THE TASK: Return a copy of every line in the records that includes the word "иждивении".

○ ○ ○ ○ ○ ○ ○

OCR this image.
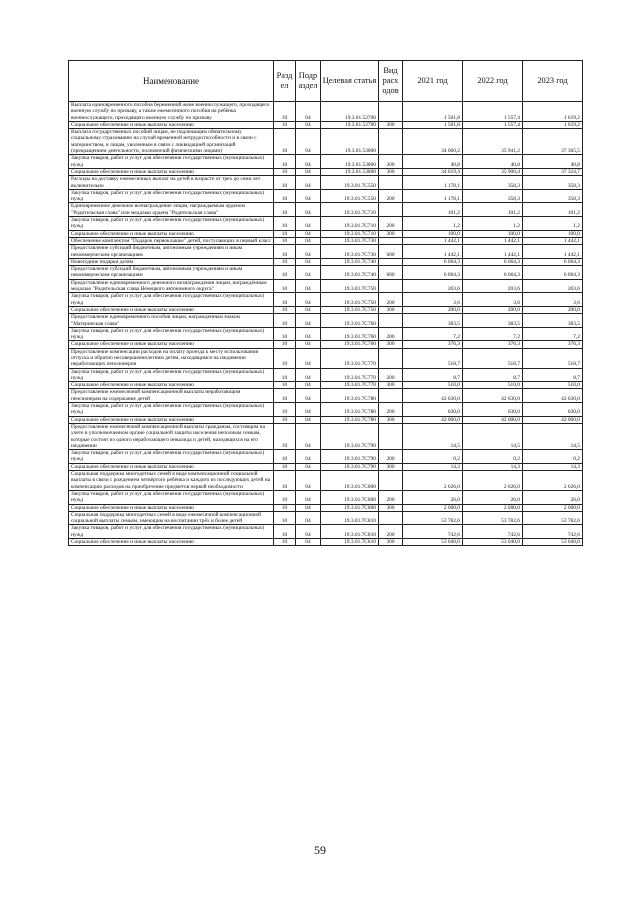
Наименование	Разд ел	Подр аздел	Целевая статья	Вид расх одов	2021 год	2022 год	2023 год
Выплата единовременного пособия беременной жене военнослужащего, проходящего военную службу по призыву, а также ежемесячного пособия на ребёнка военнослужащего, проходящего военную службу по призыву	10	04	19.3.01.52700		1 501,8	1 557,4	1 619,2
Социальное обеспечение и иные выплаты населению	10	04	19.3.01.52700	300	1 501,8	1 557,4	1 619,2
Выплата государственных пособий лицам, не подлежащим обязательному социальному страхованию на случай временной нетрудоспособности и в связи с материнством, и лицам, уволенным в связи с ликвидацией организаций (прекращением деятельности, полномочий физическими лицами)	10	04	19.3.01.53800		34 660,2	35 941,2	37 365,5
Закупка товаров, работ и услуг для обеспечения государственных (муниципальных) нужд	10	04	19.3.01.53800	200	40,8	40,8	40,8
Социальное обеспечение и иные выплаты населению	10	04	19.3.01.53800	300	34 619,4	35 900,4	37 324,7
Расходы на доставку ежемесячных выплат на детей в возрасте от трех до семи лет включительно	10	04	19.3.01.7С550		1 178,1	358,3	358,3
Закупка товаров, работ и услуг для обеспечения государственных (муниципальных) нужд	10	04	19.3.01.7С550	200	1 178,1	358,3	358,3
Единовременное денежное вознаграждение лицам, награждаемым орденом "Родительская слава" или медалью ордена "Родительская слава"	10	04	19.3.01.7С710		101,2	101,2	101,2
Закупка товаров, работ и услуг для обеспечения государственных (муниципальных) нужд	10	04	19.3.01.7С710	200	1,2	1,2	1,2
Социальное обеспечение и иные выплаты населению	10	04	19.3.01.7С710	300	100,0	100,0	100,0
Обеспечение комплектом "Подарок первоклашке" детей, поступающих в первый класс	10	04	19.3.01.7С730		1 442,1	1 442,1	1 442,1
Предоставление субсидий бюджетным, автономным учреждениям и иным некоммерческим организациям	10	04	19.3.01.7С730	600	1 442,1	1 442,1	1 442,1
Новогодние подарки детям	10	04	19.3.01.7С740		6 064,3	6 064,3	6 064,3
Предоставление субсидий бюджетным, автономным учреждениям и иным некоммерческим организациям	10	04	19.3.01.7С740	600	6 064,3	6 064,3	6 064,3
Предоставление единовременного денежного вознаграждения лицам, награждённым медалью "Родительская слава Ненецкого автономного округа"	10	04	19.3.01.7С750		203,6	203,6	203,6
Закупка товаров, работ и услуг для обеспечения государственных (муниципальных) нужд	10	04	19.3.01.7С750	200	3,6	3,6	3,6
Социальное обеспечение и иные выплаты населению	10	04	19.3.01.7С750	300	200,0	200,0	200,0
Предоставление единовременного пособия лицам, награжденным знаком "Материнская слава"	10	04	19.3.01.7С760		383,5	383,5	383,5
Закупка товаров, работ и услуг для обеспечения государственных (муниципальных) нужд	10	04	19.3.01.7С760	200	7,2	7,2	7,2
Социальное обеспечение и иные выплаты населению	10	04	19.3.01.7С760	300	376,3	376,3	376,3
Предоставление компенсации расходов на оплату проезда к месту использования отпуска и обратно несовершеннолетним детям, находящимся на иждивении неработающих пенсионеров	10	04	19.3.01.7С770		518,7	518,7	518,7
Закупка товаров, работ и услуг для обеспечения государственных (муниципальных) нужд	10	04	19.3.01.7С770	200	8,7	8,7	8,7
Социальное обеспечение и иные выплаты населению	10	04	19.3.01.7С770	300	510,0	510,0	510,0
Предоставление ежемесячной компенсационной выплаты неработающим пенсионерам на содержание детей	10	04	19.3.01.7С780		42 630,0	42 630,0	42 630,0
Закупка товаров, работ и услуг для обеспечения государственных (муниципальных) нужд	10	04	19.3.01.7С780	200	630,0	630,0	630,0
Социальное обеспечение и иные выплаты населению	10	04	19.3.01.7С780	300	42 000,0	42 000,0	42 000,0
Предоставление ежемесячной компенсационной выплаты гражданам, состоящим на учете в уполномоченном органе социальной защиты населения неполным семьям, которые состоят из одного неработающего инвалида и детей, находящихся на его иждивении	10	04	19.3.01.7С790		14,5	14,5	14,5
Закупка товаров, работ и услуг для обеспечения государственных (муниципальных) нужд	10	04	19.3.01.7С790	200	0,2	0,2	0,2
Социальное обеспечение и иные выплаты населению	10	04	19.3.01.7С790	300	14,3	14,3	14,3
Социальная поддержка многодетных семей в виде компенсационной социальной выплаты в связи с рождением четвёртого ребёнка и каждого из последующих детей на компенсацию расходов на приобретение предметов первой необходимости	10	04	19.3.01.7С800		2 026,0	2 026,0	2 026,0
Закупка товаров, работ и услуг для обеспечения государственных (муниципальных) нужд	10	04	19.3.01.7С800	200	26,0	26,0	26,0
Социальное обеспечение и иные выплаты населению	10	04	19.3.01.7С800	300	2 000,0	2 000,0	2 000,0
Социальная поддержка многодетных семей в виде ежемесячной компенсационной социальной выплаты семьям, имеющим на воспитании трёх и более детей	10	04	19.3.01.7С810		53 782,6	53 782,6	53 782,6
Закупка товаров, работ и услуг для обеспечения государственных (муниципальных) нужд	10	04	19.3.01.7С810	200	742,6	742,6	742,6
Социальное обеспечение и иные выплаты населению	10	04	19.3.01.7С810	300	53 040,0	53 040,0	53 040,0
59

○ ○ ○ ○ ○ ○ ○

RESPONSE BELOW:
Предоставление компенсации расходов на оплату проезда к месту использования отпуска и обратно несовершеннолетним детям, находящимся на иждивении неработающих пенсионеров	10	04	19.3.01.7С770		518,7	518,7	518,7
Предоставление ежемесячной компенсационной выплаты гражданам, состоящим на учете в уполномоченном органе социальной защиты населения неполным семьям, которые состоят из одного неработающего инвалида и детей, находящихся на его иждивении	10	04	19.3.01.7С790		14,5	14,5	14,5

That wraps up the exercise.